> Raw records
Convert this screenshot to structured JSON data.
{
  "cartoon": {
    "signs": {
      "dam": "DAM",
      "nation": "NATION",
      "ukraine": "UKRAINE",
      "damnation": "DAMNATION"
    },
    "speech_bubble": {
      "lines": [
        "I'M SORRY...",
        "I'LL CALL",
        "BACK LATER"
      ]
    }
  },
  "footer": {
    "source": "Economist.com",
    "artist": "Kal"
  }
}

> Task directions
Quote the whole listing above, leaving nothing out.

> Reply
Convert this screenshot to structured JSON data.
{
  "cartoon": {
    "signs": {
      "dam": "DAM",
      "nation": "NATION",
      "ukraine": "UKRAINE",
      "damnation": "DAMNATION"
    },
    "speech_bubble": {
      "lines": [
        "I'M SORRY...",
        "I'LL CALL",
        "BACK LATER"
      ]
    }
  },
  "footer": {
    "source": "Economist.com",
    "artist": "Kal"
  }
}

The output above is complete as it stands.